SUPPLIED RECORDS:
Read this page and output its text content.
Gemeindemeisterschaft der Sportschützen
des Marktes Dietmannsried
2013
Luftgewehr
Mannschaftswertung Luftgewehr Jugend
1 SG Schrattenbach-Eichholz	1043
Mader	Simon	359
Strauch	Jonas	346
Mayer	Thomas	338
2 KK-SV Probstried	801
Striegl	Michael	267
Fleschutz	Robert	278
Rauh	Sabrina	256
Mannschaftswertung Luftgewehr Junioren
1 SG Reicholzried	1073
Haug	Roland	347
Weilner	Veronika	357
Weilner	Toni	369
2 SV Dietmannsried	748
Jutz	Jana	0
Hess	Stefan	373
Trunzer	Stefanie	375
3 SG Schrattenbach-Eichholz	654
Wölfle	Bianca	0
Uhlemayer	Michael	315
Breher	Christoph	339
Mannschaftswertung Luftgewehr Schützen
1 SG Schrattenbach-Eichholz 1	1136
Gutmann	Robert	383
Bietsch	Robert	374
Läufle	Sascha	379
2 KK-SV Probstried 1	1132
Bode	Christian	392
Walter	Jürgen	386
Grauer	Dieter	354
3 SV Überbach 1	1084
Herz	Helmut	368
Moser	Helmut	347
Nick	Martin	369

TASK TO CARRY OUT: Repeat all of the records above exactly as they appear.

THE RESPONSE:
Read this page and output its text content.
Gemeindemeisterschaft der Sportschützen
des Marktes Dietmannsried
2013
Luftgewehr
Mannschaftswertung Luftgewehr Jugend
1 SG Schrattenbach-Eichholz	1043
Mader	Simon	359
Strauch	Jonas	346
Mayer	Thomas	338
2 KK-SV Probstried	801
Striegl	Michael	267
Fleschutz	Robert	278
Rauh	Sabrina	256
Mannschaftswertung Luftgewehr Junioren
1 SG Reicholzried	1073
Haug	Roland	347
Weilner	Veronika	357
Weilner	Toni	369
2 SV Dietmannsried	748
Jutz	Jana	0
Hess	Stefan	373
Trunzer	Stefanie	375
3 SG Schrattenbach-Eichholz	654
Wölfle	Bianca	0
Uhlemayer	Michael	315
Breher	Christoph	339
Mannschaftswertung Luftgewehr Schützen
1 SG Schrattenbach-Eichholz 1	1136
Gutmann	Robert	383
Bietsch	Robert	374
Läufle	Sascha	379
2 KK-SV Probstried 1	1132
Bode	Christian	392
Walter	Jürgen	386
Grauer	Dieter	354
3 SV Überbach 1	1084
Herz	Helmut	368
Moser	Helmut	347
Nick	Martin	369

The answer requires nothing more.